TASK STATEMENT - Leaving out the pictures, transcribe all of the records faithfully.

### DATA PROVIDED ###

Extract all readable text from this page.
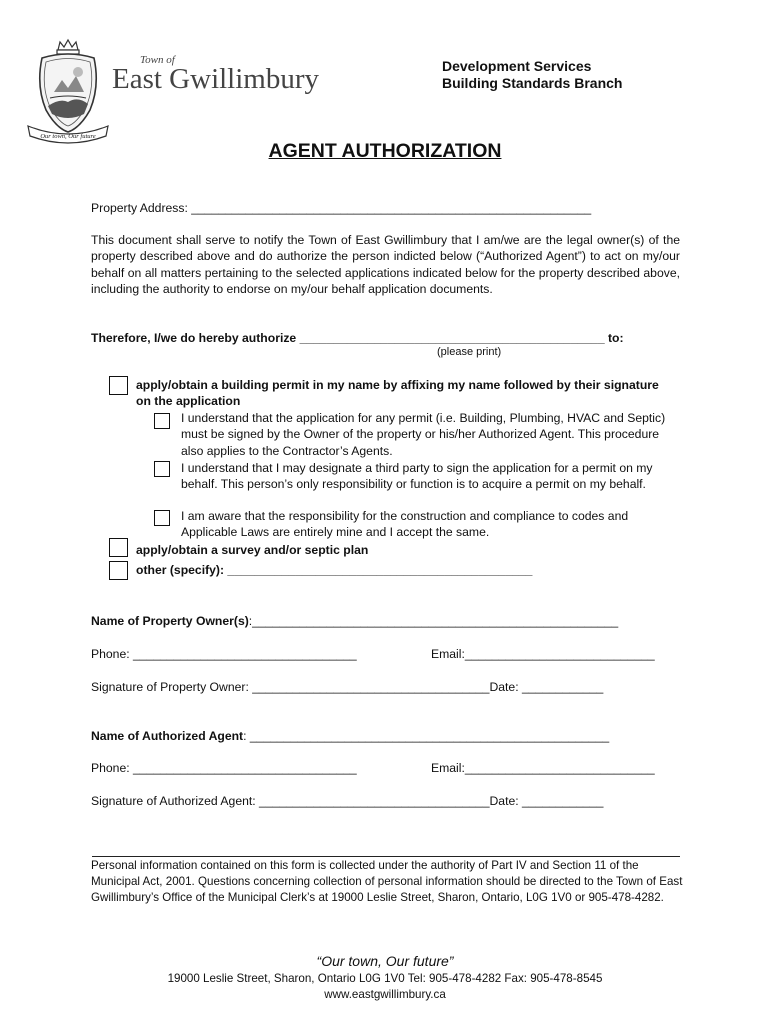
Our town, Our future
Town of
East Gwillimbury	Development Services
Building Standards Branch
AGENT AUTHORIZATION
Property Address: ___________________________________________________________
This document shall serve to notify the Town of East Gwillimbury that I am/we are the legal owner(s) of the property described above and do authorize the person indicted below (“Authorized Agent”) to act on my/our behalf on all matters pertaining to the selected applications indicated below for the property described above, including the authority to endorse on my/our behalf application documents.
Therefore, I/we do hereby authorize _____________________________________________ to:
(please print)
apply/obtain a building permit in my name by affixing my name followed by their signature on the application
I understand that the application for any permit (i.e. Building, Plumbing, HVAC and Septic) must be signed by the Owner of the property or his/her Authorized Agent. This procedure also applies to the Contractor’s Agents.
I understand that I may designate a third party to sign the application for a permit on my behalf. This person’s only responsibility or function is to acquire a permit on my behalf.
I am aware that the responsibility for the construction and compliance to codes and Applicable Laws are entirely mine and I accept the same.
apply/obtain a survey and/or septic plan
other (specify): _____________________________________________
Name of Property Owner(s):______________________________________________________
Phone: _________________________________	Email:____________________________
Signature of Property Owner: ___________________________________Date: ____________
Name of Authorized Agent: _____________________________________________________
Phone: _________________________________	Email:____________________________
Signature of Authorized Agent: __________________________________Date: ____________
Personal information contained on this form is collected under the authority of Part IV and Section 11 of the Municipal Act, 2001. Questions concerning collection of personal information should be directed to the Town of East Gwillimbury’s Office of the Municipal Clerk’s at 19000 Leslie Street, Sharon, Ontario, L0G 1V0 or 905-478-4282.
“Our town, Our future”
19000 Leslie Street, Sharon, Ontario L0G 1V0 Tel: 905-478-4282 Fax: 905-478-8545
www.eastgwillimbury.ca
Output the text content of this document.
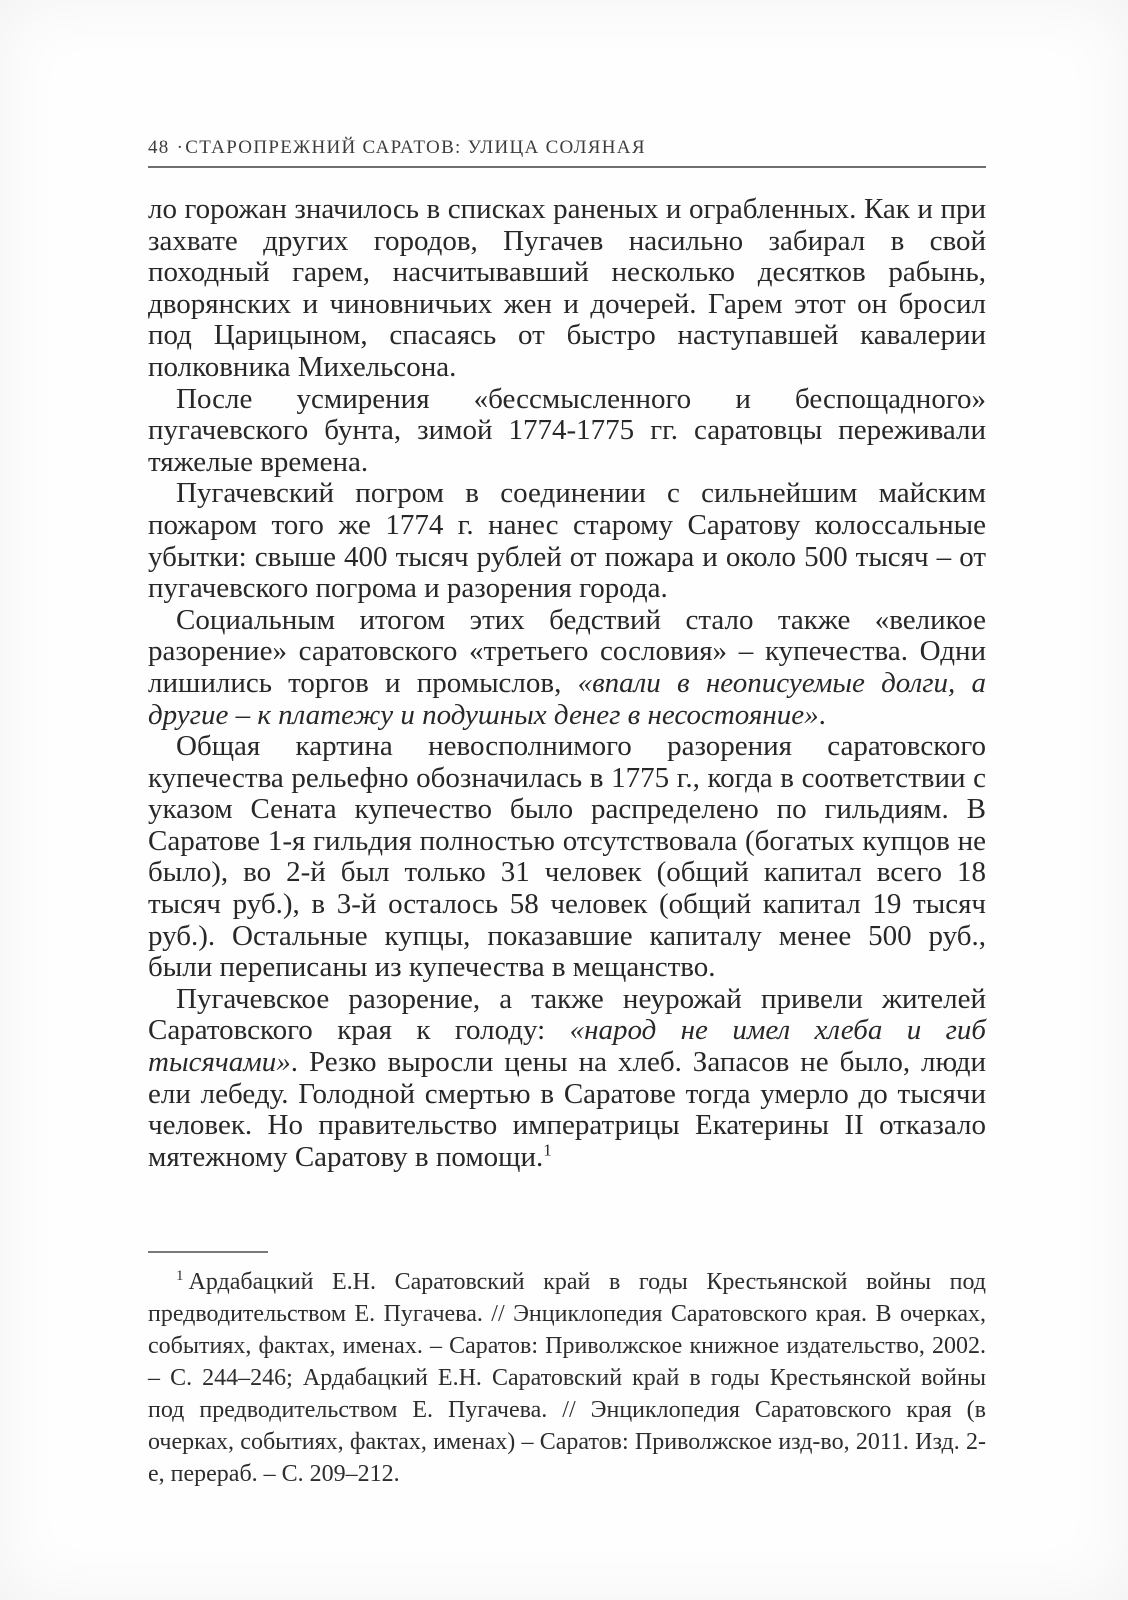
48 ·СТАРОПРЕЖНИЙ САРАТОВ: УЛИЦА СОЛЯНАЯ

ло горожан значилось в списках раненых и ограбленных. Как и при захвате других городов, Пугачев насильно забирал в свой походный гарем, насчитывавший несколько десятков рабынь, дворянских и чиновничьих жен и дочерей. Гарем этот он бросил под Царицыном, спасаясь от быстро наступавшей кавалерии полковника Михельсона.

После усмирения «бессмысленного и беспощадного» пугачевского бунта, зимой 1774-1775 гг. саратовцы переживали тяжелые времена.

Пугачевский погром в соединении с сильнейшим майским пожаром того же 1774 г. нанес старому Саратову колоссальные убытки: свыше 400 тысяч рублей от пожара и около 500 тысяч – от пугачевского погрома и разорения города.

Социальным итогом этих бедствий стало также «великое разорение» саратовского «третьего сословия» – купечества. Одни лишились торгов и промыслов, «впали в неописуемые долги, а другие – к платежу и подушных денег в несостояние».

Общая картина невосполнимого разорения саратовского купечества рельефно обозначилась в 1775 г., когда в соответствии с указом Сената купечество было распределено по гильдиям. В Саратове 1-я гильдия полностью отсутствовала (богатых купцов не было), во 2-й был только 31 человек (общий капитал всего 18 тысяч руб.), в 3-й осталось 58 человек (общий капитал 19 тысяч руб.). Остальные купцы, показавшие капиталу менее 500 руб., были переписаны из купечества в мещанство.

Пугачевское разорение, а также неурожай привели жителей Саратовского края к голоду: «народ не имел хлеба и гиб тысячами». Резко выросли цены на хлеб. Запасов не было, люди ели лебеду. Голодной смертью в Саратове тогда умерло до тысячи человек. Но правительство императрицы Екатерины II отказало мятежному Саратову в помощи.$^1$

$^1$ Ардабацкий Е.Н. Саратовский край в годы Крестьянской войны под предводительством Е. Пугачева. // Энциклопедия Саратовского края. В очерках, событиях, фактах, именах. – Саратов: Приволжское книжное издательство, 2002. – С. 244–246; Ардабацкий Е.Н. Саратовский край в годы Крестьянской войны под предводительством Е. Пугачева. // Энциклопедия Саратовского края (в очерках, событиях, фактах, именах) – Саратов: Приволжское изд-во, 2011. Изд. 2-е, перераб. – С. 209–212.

###

EXERCISE SOLUTION -
Extract all readable text from this page.
Our town, Our future
Town of
East Gwillimbury	Development Services
Building Standards Branch
AGENT AUTHORIZATION
Property Address: ___________________________________________________________
This document shall serve to notify the Town of East Gwillimbury that I am/we are the legal owner(s) of the property described above and do authorize the person indicted below (“Authorized Agent”) to act on my/our behalf on all matters pertaining to the selected applications indicated below for the property described above, including the authority to endorse on my/our behalf application documents.
Therefore, I/we do hereby authorize _____________________________________________ to:
(please print)
apply/obtain a building permit in my name by affixing my name followed by their signature on the application
I understand that the application for any permit (i.e. Building, Plumbing, HVAC and Septic) must be signed by the Owner of the property or his/her Authorized Agent. This procedure also applies to the Contractor’s Agents.
I understand that I may designate a third party to sign the application for a permit on my behalf. This person’s only responsibility or function is to acquire a permit on my behalf.
I am aware that the responsibility for the construction and compliance to codes and Applicable Laws are entirely mine and I accept the same.
apply/obtain a survey and/or septic plan
other (specify): _____________________________________________
Name of Property Owner(s):______________________________________________________
Phone: _________________________________	Email:____________________________
Signature of Property Owner: ___________________________________Date: ____________
Name of Authorized Agent: _____________________________________________________
Phone: _________________________________	Email:____________________________
Signature of Authorized Agent: __________________________________Date: ____________
Personal information contained on this form is collected under the authority of Part IV and Section 11 of the Municipal Act, 2001. Questions concerning collection of personal information should be directed to the Town of East Gwillimbury’s Office of the Municipal Clerk’s at 19000 Leslie Street, Sharon, Ontario, L0G 1V0 or 905-478-4282.
“Our town, Our future”
19000 Leslie Street, Sharon, Ontario L0G 1V0 Tel: 905-478-4282 Fax: 905-478-8545
www.eastgwillimbury.ca
Output the text content of this document.
48 ·СТАРОПРЕЖНИЙ САРАТОВ: УЛИЦА СОЛЯНАЯ

ло горожан значилось в списках раненых и ограбленных. Как и при захвате других городов, Пугачев насильно забирал в свой походный гарем, насчитывавший несколько десятков рабынь, дворянских и чиновничьих жен и дочерей. Гарем этот он бросил под Царицыном, спасаясь от быстро наступавшей кавалерии полковника Михельсона.

После усмирения «бессмысленного и беспощадного» пугачевского бунта, зимой 1774-1775 гг. саратовцы переживали тяжелые времена.

Пугачевский погром в соединении с сильнейшим майским пожаром того же 1774 г. нанес старому Саратову колоссальные убытки: свыше 400 тысяч рублей от пожара и около 500 тысяч – от пугачевского погрома и разорения города.

Социальным итогом этих бедствий стало также «великое разорение» саратовского «третьего сословия» – купечества. Одни лишились торгов и промыслов, «впали в неописуемые долги, а другие – к платежу и подушных денег в несостояние».

Общая картина невосполнимого разорения саратовского купечества рельефно обозначилась в 1775 г., когда в соответствии с указом Сената купечество было распределено по гильдиям. В Саратове 1-я гильдия полностью отсутствовала (богатых купцов не было), во 2-й был только 31 человек (общий капитал всего 18 тысяч руб.), в 3-й осталось 58 человек (общий капитал 19 тысяч руб.). Остальные купцы, показавшие капиталу менее 500 руб., были переписаны из купечества в мещанство.

Пугачевское разорение, а также неурожай привели жителей Саратовского края к голоду: «народ не имел хлеба и гиб тысячами». Резко выросли цены на хлеб. Запасов не было, люди ели лебеду. Голодной смертью в Саратове тогда умерло до тысячи человек. Но правительство императрицы Екатерины II отказало мятежному Саратову в помощи.$^1$

$^1$ Ардабацкий Е.Н. Саратовский край в годы Крестьянской войны под предводительством Е. Пугачева. // Энциклопедия Саратовского края. В очерках, событиях, фактах, именах. – Саратов: Приволжское книжное издательство, 2002. – С. 244–246; Ардабацкий Е.Н. Саратовский край в годы Крестьянской войны под предводительством Е. Пугачева. // Энциклопедия Саратовского края (в очерках, событиях, фактах, именах) – Саратов: Приволжское изд-во, 2011. Изд. 2-е, перераб. – С. 209–212.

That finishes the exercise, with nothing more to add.